GIVEN PROBLEM:
From the entries provided below, copy each line that contains the word "salary".

Recorded data:
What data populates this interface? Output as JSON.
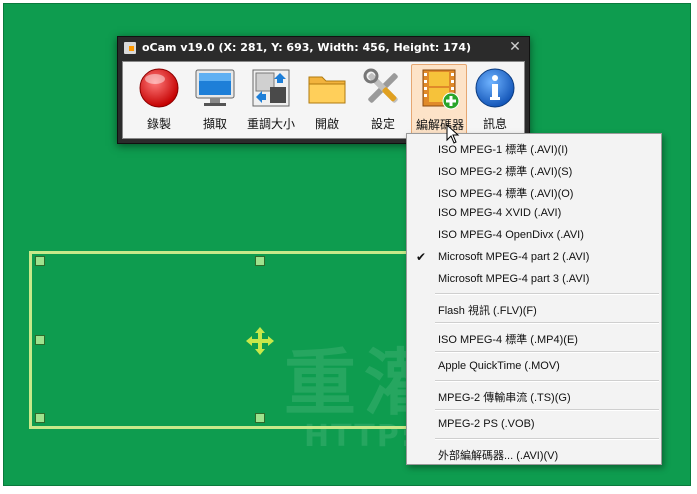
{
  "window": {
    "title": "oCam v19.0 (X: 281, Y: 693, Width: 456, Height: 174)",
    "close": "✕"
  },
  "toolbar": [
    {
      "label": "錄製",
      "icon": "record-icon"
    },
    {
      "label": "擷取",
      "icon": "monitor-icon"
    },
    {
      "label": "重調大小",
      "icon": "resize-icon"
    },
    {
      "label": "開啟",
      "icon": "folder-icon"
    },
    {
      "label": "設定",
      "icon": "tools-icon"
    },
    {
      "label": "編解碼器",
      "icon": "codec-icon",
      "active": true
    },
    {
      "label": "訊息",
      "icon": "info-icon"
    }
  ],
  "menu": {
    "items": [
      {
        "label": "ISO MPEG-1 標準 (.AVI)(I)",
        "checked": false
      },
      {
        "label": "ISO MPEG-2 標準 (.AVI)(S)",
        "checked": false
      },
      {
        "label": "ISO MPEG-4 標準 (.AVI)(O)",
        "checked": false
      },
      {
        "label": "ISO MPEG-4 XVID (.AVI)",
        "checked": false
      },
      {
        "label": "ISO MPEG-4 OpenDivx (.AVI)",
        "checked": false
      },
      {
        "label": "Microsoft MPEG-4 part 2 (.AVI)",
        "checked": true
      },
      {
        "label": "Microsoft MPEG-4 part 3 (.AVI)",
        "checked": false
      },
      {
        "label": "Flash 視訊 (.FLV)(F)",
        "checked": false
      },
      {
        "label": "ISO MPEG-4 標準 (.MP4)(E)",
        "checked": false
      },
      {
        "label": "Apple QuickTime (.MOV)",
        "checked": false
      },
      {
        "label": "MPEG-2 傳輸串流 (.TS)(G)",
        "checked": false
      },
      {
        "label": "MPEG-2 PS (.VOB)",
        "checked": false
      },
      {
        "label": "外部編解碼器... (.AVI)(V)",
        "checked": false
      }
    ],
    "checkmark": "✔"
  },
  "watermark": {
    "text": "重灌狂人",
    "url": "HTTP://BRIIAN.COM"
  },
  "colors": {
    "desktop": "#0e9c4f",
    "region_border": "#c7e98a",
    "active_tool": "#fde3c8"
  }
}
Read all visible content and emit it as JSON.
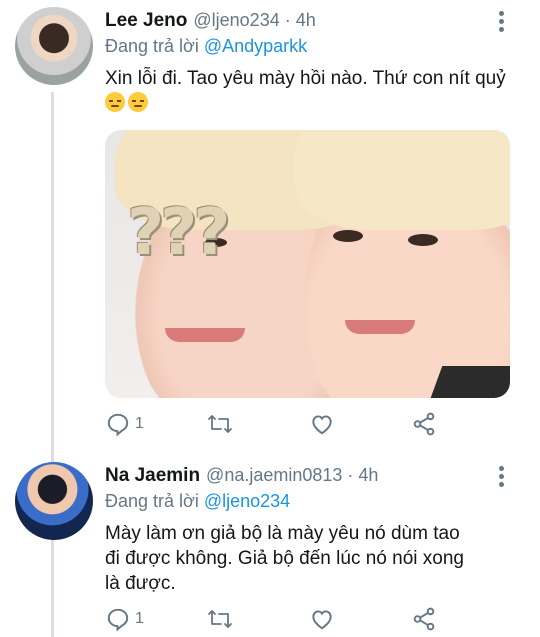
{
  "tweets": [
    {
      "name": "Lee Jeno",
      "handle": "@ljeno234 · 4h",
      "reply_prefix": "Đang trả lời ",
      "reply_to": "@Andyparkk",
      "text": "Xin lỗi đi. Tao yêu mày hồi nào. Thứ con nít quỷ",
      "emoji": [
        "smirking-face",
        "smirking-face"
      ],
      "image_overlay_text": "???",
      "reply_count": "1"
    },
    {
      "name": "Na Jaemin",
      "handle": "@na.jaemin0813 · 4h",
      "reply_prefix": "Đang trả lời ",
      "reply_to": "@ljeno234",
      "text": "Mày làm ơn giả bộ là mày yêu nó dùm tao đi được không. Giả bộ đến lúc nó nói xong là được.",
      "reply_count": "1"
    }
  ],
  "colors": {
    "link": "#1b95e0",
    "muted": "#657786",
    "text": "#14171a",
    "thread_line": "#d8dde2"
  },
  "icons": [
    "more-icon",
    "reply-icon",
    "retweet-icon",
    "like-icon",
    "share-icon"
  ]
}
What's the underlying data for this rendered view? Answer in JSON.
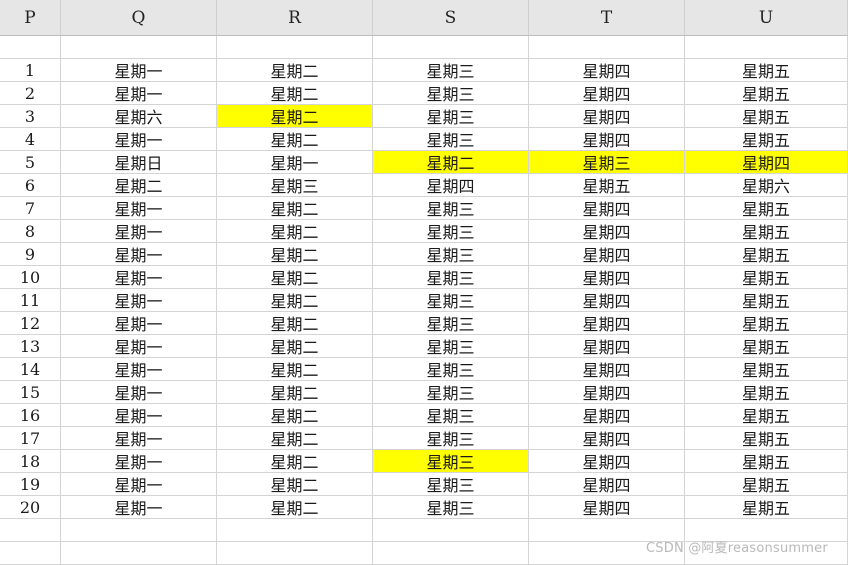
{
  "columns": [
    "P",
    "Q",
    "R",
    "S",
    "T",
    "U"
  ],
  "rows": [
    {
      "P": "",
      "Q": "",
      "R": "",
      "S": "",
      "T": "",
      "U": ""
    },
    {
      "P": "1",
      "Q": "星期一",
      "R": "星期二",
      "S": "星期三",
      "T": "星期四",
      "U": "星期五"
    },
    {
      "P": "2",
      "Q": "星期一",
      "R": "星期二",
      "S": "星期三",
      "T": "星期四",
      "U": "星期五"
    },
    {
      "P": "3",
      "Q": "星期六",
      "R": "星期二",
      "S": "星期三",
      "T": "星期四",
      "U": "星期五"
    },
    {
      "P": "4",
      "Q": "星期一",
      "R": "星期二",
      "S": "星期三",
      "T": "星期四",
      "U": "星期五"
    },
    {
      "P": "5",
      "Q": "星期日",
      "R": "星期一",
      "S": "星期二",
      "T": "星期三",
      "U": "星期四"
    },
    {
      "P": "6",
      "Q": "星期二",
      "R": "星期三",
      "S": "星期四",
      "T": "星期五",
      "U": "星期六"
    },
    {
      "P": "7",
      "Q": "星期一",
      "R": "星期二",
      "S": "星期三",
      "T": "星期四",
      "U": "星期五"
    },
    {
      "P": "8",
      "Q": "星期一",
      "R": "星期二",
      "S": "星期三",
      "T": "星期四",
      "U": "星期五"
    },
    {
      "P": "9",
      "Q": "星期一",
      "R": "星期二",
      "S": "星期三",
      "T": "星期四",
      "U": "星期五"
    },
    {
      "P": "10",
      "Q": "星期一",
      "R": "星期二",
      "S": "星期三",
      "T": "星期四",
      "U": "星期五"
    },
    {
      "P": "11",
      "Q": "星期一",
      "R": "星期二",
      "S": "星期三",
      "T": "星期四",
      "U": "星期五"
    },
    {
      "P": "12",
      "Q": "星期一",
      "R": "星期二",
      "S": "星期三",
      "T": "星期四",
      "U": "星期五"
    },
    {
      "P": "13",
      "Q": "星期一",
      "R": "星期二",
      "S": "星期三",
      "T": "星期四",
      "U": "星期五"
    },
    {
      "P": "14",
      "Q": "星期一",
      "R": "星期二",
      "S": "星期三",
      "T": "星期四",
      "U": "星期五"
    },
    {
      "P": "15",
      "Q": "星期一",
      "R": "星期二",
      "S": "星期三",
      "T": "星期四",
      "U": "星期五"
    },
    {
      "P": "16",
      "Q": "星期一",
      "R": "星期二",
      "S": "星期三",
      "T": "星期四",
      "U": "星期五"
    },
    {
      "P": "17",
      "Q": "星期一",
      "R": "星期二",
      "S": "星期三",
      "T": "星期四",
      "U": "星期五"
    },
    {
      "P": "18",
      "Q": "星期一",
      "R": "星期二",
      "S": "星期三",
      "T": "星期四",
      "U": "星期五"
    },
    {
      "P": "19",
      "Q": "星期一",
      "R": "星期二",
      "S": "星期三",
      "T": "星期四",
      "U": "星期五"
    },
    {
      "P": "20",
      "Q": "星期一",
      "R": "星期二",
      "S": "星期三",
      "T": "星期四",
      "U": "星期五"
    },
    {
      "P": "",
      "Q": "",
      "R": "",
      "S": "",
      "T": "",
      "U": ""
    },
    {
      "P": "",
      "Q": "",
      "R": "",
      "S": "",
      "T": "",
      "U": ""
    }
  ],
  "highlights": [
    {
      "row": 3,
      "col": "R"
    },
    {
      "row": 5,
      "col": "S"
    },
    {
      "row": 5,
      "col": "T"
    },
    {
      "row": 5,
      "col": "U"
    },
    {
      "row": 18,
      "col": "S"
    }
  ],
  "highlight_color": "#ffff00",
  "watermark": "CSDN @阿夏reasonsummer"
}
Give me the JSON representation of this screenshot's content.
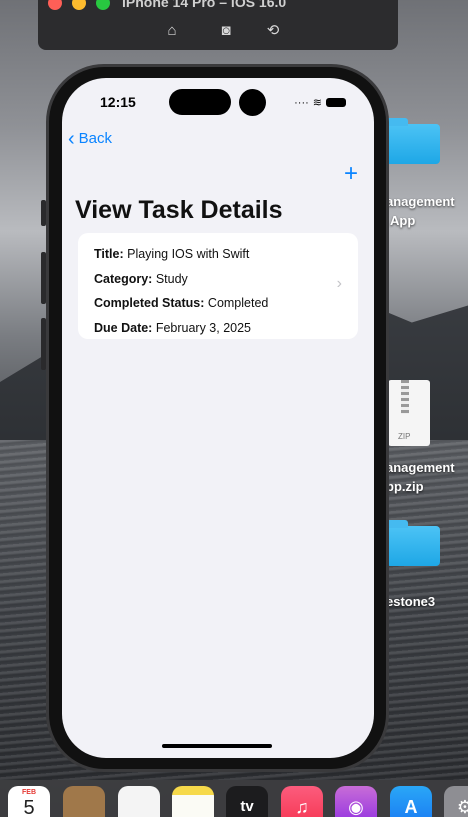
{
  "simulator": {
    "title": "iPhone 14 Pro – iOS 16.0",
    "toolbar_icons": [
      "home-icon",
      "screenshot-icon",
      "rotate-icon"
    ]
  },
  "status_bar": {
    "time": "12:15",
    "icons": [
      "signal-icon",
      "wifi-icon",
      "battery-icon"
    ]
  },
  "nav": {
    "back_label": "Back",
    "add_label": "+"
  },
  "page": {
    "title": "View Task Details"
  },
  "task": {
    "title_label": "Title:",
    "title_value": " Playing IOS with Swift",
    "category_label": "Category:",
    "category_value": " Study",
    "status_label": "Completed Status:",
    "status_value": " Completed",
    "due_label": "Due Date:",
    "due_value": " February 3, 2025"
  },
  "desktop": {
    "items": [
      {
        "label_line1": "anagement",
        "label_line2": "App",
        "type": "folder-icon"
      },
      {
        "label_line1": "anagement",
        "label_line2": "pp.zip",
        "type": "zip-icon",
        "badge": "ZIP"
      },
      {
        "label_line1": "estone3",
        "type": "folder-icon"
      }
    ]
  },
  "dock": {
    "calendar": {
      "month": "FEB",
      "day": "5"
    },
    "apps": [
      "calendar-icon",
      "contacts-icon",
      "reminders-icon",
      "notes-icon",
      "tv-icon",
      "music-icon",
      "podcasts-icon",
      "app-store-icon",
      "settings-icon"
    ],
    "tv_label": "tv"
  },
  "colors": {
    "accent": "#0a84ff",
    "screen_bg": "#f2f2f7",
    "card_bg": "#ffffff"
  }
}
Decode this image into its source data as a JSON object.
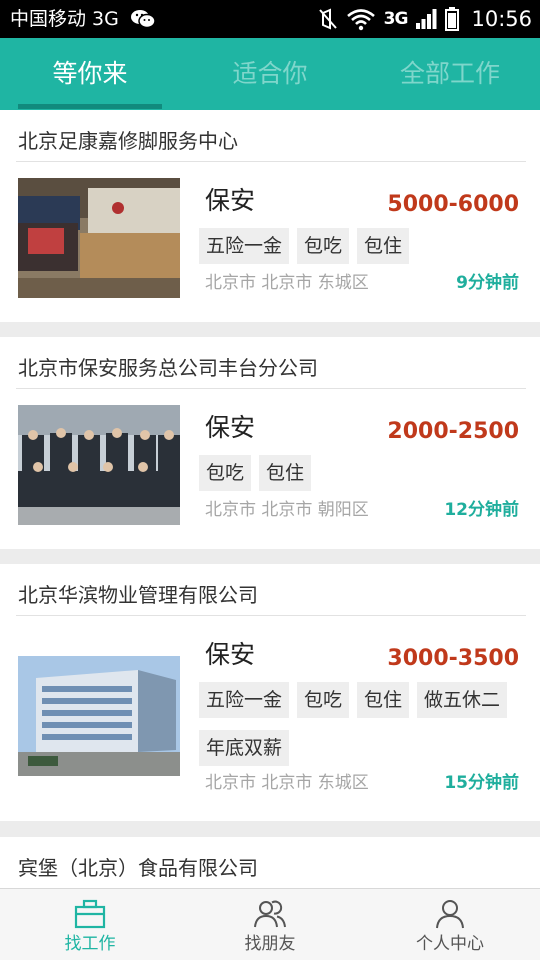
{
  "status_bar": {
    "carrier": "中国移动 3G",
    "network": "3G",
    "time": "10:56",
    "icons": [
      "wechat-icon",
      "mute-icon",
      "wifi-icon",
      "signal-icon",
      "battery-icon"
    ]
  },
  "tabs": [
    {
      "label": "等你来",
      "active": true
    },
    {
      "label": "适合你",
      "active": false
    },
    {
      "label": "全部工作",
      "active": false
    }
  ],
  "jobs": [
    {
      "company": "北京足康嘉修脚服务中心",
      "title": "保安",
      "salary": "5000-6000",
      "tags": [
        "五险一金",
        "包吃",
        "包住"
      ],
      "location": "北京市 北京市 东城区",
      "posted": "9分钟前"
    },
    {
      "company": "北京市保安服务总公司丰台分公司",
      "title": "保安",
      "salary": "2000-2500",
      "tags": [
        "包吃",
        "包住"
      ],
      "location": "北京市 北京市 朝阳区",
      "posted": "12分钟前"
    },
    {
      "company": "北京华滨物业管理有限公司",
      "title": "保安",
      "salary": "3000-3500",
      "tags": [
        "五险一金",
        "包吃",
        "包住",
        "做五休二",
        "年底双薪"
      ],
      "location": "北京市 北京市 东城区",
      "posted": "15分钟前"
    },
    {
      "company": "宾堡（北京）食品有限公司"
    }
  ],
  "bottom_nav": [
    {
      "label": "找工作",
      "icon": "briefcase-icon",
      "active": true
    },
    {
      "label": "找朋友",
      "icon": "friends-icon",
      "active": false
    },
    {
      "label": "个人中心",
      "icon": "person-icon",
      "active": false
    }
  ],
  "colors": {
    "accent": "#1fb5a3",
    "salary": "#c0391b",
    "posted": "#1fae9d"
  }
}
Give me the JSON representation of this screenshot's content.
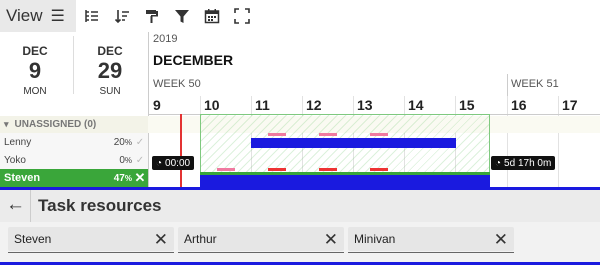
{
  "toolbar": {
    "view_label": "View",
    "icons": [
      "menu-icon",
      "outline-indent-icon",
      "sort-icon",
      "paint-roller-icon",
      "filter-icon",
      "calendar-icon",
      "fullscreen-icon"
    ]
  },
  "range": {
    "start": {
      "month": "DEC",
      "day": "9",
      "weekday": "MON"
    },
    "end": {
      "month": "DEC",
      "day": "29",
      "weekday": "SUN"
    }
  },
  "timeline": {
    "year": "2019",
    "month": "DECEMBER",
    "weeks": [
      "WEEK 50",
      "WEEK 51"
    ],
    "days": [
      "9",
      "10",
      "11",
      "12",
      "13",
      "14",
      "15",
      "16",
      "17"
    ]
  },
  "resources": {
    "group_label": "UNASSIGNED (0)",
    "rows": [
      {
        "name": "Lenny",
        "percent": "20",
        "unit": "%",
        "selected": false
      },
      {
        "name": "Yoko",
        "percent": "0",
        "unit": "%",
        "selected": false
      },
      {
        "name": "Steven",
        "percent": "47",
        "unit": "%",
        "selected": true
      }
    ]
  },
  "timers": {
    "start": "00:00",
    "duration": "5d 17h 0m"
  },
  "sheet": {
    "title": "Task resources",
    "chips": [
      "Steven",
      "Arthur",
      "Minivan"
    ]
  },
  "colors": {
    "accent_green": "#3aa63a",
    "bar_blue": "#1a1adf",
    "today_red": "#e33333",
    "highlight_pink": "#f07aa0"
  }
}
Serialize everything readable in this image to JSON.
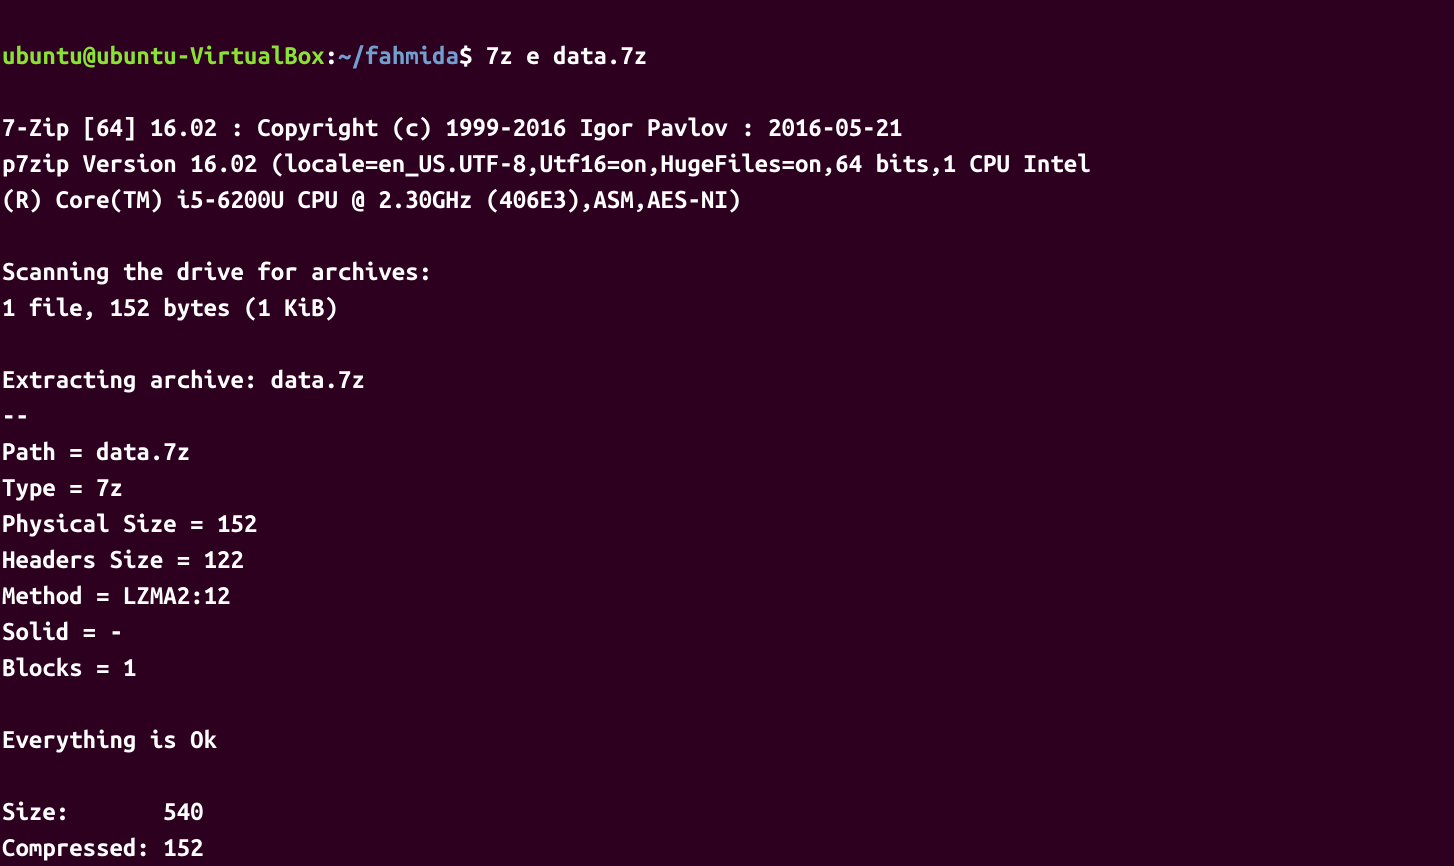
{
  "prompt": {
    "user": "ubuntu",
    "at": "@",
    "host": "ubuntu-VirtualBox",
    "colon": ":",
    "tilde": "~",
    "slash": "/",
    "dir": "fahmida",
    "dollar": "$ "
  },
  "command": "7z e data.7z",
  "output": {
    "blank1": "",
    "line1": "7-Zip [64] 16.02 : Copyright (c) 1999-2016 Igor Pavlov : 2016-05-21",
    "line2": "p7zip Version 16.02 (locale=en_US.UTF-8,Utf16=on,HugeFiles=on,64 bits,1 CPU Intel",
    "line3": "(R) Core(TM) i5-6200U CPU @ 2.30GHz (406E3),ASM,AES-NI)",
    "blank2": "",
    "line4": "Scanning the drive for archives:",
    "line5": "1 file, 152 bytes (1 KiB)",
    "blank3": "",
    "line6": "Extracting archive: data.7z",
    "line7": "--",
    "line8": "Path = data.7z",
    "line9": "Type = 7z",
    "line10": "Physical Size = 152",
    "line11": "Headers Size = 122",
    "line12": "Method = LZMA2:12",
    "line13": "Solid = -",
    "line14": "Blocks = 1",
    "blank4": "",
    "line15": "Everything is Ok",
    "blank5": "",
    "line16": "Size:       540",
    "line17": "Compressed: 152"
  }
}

RESULT OF THIS EXERCISE:
      "salary": "5000-6000",
      "salary": "2000-2500",
      "salary": "3000-3500",
    "salary": "#c0391b",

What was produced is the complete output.